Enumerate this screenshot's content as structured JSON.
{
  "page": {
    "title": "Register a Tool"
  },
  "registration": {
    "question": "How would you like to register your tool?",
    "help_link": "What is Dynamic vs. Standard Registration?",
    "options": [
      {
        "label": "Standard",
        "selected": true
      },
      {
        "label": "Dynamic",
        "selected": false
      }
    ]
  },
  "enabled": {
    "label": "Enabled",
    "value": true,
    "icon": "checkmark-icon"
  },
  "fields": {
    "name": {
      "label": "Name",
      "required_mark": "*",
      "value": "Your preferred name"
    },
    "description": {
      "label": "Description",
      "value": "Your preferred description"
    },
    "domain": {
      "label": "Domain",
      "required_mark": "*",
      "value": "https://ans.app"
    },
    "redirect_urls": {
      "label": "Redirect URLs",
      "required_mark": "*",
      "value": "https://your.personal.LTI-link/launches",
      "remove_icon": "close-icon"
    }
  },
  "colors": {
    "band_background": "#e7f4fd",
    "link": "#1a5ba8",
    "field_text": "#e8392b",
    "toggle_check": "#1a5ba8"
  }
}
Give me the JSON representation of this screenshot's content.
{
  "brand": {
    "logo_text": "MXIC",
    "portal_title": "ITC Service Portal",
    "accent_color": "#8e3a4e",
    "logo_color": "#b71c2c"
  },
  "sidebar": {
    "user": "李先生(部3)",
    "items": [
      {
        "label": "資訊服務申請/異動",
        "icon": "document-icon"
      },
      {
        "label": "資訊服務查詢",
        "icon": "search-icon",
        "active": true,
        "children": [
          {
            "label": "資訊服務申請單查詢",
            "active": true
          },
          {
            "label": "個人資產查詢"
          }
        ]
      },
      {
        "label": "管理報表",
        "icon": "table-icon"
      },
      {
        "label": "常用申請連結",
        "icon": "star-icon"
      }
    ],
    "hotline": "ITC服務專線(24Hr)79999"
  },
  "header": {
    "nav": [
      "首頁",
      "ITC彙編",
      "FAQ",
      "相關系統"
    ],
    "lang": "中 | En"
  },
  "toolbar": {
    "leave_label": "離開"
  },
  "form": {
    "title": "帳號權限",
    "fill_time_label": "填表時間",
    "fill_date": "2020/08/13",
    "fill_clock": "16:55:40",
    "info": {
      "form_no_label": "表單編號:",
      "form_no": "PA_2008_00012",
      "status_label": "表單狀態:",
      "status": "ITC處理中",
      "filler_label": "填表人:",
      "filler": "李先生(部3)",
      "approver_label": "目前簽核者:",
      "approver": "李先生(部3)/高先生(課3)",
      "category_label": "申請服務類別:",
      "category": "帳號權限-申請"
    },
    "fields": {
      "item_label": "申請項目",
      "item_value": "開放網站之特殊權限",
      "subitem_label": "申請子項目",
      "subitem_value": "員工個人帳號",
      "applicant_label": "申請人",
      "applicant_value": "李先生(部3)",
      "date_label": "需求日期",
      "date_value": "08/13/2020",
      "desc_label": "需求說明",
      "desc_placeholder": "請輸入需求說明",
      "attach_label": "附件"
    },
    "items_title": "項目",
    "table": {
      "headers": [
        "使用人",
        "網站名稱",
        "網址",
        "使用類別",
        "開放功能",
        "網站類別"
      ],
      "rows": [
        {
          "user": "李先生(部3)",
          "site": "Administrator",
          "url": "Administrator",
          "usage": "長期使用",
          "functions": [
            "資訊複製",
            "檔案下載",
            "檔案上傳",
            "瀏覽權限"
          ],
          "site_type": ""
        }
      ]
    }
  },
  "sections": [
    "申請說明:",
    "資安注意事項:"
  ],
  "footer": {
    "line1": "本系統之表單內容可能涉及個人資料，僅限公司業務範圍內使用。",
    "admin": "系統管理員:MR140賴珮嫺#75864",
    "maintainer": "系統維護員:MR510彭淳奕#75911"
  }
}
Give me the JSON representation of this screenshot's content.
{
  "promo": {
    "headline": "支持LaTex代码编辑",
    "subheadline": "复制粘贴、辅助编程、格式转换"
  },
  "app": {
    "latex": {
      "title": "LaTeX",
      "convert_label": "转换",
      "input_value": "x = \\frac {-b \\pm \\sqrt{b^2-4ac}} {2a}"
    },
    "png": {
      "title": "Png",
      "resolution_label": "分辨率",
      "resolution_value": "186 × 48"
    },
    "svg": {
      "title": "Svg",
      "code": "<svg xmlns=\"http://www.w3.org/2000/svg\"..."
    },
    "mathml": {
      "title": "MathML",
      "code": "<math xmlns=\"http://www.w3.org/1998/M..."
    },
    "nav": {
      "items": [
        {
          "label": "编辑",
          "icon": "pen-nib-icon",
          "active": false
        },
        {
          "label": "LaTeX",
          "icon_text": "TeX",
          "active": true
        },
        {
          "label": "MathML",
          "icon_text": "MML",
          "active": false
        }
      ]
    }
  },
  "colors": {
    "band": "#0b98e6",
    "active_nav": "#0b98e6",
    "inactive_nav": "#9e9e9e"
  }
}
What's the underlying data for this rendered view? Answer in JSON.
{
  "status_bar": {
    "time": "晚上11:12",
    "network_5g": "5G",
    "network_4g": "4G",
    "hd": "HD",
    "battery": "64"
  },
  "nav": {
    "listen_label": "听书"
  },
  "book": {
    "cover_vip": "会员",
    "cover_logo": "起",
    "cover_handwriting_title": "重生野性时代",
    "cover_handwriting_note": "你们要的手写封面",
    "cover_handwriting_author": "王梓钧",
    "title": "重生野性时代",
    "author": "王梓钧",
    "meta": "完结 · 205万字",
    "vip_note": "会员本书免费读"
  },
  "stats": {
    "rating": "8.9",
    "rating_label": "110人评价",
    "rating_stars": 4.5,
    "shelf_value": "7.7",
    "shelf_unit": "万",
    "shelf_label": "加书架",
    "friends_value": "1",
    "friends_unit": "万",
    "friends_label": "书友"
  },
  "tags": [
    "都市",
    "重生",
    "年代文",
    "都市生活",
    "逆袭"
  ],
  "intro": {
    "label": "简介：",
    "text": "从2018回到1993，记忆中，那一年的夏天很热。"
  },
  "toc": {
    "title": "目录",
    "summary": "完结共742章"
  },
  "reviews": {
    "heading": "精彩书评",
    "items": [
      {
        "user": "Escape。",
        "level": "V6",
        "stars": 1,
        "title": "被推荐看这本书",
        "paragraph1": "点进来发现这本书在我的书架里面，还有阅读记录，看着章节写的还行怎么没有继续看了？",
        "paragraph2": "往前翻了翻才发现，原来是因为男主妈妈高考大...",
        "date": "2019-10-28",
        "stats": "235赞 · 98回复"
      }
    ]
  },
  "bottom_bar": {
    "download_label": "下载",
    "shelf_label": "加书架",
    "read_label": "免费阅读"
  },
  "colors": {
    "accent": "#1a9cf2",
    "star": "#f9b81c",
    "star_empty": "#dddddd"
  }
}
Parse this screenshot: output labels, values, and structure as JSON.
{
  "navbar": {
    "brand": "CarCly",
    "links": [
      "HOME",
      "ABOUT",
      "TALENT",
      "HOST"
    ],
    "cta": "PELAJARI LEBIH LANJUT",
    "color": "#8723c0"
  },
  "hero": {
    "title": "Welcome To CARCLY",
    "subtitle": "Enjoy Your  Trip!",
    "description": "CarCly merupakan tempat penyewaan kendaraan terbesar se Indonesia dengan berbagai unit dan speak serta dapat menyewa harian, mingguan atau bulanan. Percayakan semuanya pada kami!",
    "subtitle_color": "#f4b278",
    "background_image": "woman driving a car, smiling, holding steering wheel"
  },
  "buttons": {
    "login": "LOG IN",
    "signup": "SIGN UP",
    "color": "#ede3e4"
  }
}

### Written problem
Among the records above, how many lines carry the string "Administrator"? Reply with the number alone.

### Written response
2